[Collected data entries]
------

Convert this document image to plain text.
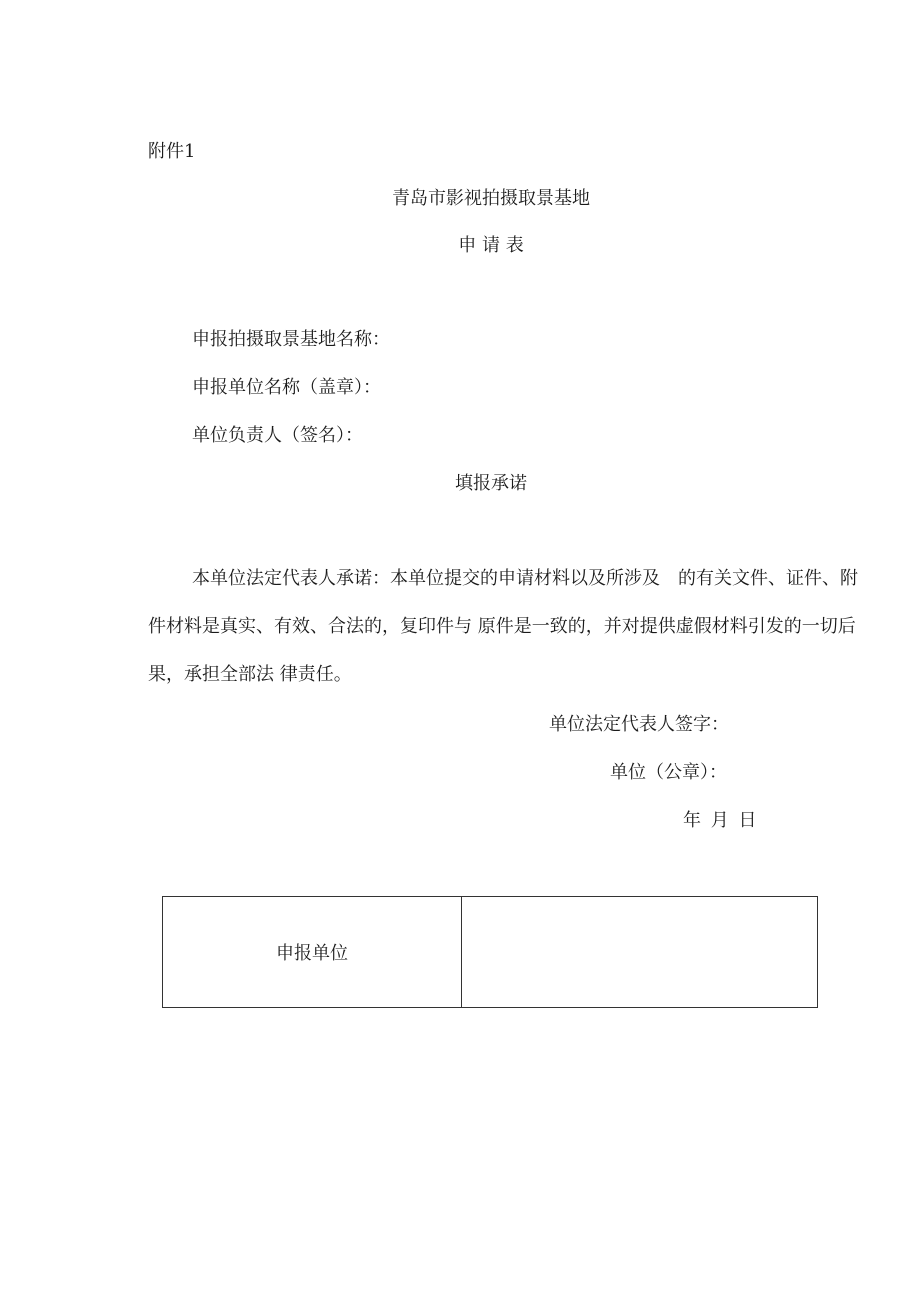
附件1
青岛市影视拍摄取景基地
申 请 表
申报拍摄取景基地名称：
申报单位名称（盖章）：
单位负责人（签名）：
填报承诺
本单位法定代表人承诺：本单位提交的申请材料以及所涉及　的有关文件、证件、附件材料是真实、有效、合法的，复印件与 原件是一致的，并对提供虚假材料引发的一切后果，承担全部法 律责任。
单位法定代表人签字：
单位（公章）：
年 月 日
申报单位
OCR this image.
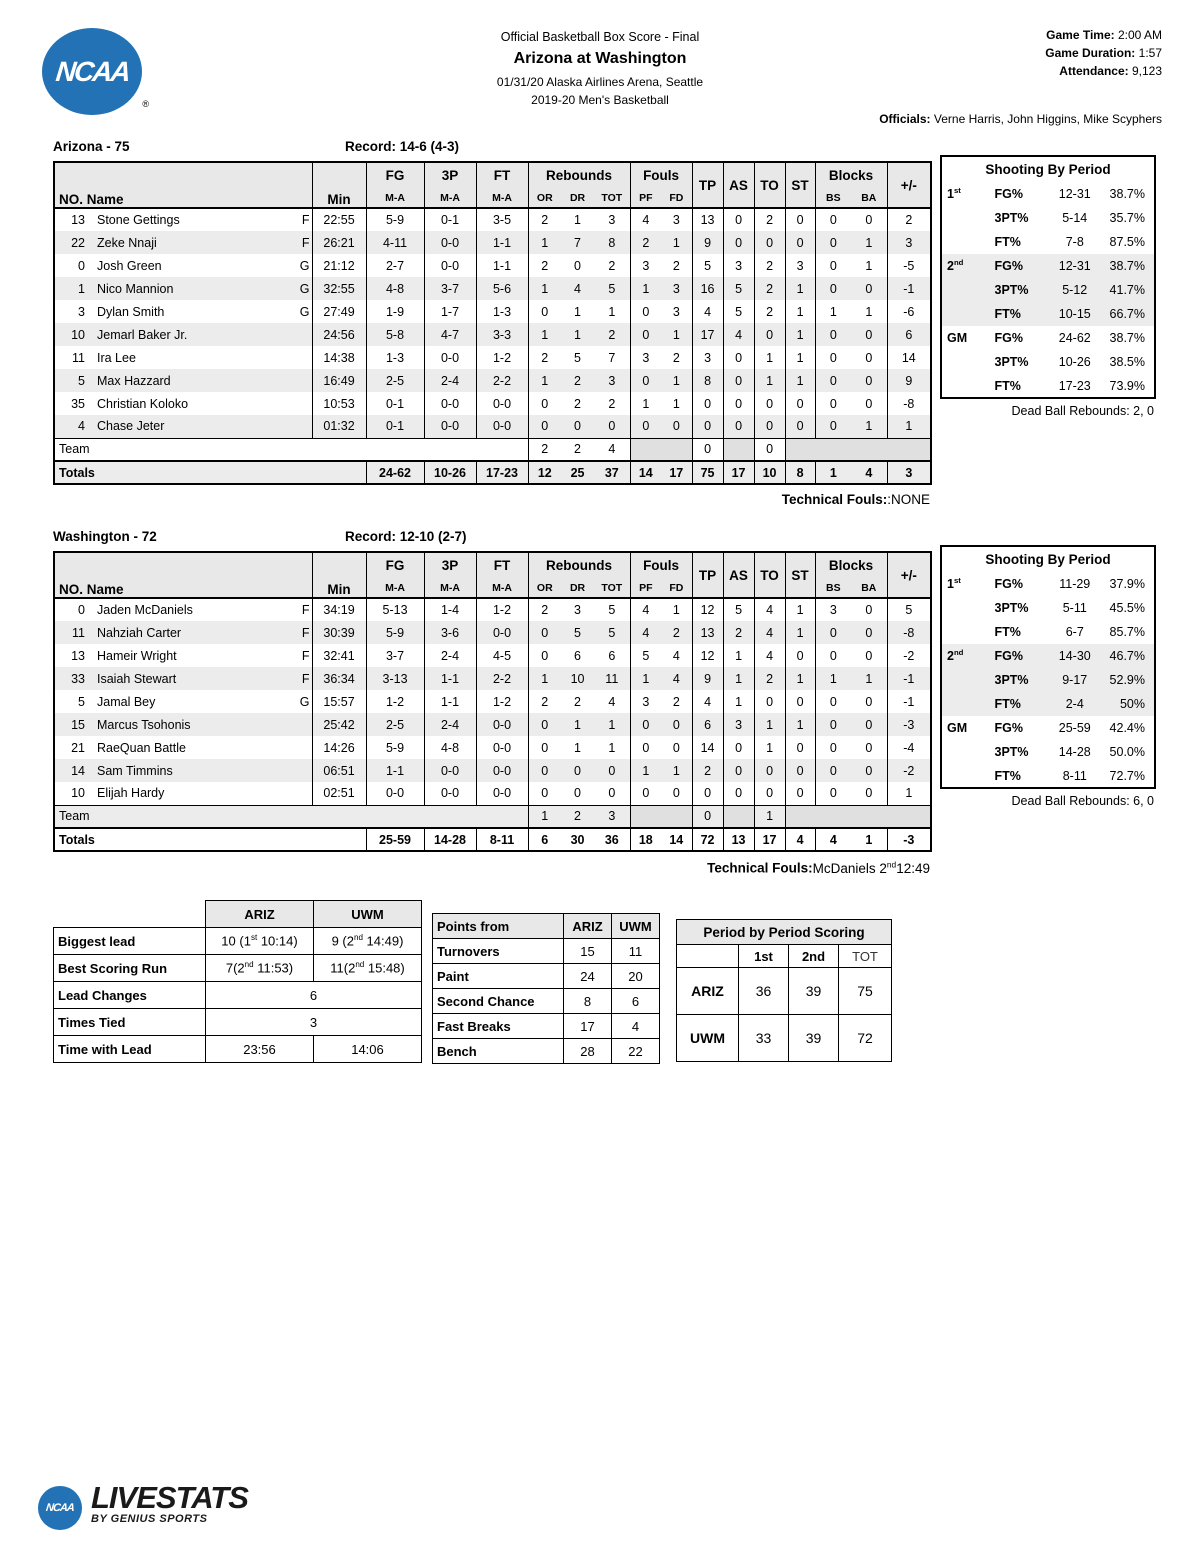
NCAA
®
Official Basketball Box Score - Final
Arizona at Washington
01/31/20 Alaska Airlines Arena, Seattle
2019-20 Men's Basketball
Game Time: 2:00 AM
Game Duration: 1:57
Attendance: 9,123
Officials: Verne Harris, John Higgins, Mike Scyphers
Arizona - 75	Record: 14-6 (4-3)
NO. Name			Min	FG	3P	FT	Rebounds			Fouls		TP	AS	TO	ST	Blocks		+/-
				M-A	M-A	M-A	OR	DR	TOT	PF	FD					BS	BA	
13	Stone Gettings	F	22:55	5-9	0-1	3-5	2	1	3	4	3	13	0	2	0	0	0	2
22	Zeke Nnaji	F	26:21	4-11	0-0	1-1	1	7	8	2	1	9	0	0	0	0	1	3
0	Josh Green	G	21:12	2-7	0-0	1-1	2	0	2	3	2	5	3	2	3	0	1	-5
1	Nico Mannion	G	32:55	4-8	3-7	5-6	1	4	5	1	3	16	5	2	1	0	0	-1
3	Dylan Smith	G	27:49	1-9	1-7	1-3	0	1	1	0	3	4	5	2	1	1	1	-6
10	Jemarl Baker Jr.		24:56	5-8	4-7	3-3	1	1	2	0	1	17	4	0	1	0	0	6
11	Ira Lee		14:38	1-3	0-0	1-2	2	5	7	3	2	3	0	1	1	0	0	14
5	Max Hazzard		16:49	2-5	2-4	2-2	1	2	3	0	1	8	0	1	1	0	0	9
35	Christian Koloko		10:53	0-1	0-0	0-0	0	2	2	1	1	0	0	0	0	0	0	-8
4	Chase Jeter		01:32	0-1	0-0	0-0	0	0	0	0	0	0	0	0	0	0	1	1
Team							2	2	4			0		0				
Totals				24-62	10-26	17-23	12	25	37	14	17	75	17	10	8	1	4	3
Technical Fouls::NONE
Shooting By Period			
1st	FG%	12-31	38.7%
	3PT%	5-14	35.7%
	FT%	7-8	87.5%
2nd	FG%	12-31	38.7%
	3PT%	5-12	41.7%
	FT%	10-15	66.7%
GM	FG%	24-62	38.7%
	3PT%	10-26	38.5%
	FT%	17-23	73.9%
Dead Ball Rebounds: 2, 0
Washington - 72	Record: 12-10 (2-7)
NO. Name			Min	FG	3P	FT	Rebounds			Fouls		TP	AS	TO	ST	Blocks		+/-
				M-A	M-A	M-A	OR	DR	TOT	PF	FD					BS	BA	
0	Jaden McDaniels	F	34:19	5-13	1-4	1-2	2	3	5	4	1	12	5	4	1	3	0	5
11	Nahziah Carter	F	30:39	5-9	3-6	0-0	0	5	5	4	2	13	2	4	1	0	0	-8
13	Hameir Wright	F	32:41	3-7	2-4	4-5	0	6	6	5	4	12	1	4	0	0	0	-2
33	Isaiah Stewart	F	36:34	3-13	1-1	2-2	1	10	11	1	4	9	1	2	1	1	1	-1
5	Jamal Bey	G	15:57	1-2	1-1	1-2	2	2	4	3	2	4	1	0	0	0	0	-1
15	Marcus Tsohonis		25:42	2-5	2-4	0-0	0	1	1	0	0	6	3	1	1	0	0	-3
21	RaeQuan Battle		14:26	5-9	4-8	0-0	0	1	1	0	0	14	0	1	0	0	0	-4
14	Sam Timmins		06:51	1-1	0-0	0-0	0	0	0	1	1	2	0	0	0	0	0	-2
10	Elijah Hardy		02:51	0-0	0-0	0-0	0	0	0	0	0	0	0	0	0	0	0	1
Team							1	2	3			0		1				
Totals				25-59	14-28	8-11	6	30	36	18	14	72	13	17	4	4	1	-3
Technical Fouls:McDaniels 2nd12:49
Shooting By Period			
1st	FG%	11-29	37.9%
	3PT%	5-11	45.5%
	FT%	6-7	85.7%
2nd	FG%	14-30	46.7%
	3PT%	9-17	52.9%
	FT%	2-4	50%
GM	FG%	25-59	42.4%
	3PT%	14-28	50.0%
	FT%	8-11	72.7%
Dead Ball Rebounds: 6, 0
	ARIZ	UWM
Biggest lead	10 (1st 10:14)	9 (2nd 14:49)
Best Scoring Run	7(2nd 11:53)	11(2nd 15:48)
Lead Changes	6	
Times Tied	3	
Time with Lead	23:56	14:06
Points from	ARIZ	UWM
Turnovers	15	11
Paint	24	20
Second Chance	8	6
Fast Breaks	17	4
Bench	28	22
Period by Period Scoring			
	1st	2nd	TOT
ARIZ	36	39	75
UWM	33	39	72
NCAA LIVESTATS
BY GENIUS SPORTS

------

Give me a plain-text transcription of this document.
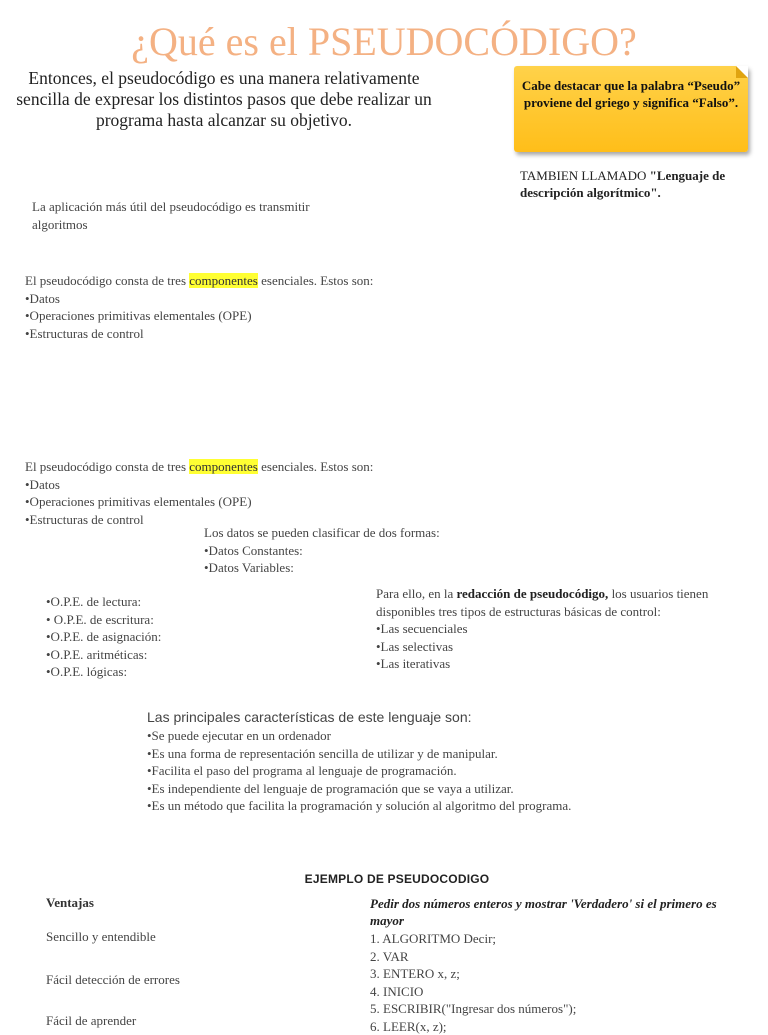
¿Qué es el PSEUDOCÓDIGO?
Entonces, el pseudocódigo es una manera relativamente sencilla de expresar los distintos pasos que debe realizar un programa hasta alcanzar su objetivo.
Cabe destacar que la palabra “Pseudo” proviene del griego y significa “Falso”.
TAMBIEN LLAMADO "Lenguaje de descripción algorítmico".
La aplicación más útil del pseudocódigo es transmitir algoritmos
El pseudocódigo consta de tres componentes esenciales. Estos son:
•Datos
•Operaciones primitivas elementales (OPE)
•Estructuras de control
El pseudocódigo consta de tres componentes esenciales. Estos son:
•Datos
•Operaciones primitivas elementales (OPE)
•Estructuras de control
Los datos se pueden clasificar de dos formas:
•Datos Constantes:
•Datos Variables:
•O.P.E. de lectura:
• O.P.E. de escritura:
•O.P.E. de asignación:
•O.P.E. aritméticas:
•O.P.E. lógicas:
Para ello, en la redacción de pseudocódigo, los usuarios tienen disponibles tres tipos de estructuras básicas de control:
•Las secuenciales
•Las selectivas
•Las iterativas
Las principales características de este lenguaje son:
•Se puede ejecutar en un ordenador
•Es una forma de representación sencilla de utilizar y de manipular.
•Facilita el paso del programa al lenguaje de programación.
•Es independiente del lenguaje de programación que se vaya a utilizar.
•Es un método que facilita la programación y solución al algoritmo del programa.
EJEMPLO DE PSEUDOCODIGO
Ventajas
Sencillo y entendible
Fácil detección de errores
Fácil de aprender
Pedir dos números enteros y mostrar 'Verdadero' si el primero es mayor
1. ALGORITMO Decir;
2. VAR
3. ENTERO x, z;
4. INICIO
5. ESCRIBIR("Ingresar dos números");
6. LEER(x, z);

------

Using the records above, copy each line that contains "McDaniels".

0	Jaden McDaniels	F	34:19	5-13	1-4	1-2	2	3	5	4	1	12	5	4	1	3	0	5
Technical Fouls:McDaniels 2nd12:49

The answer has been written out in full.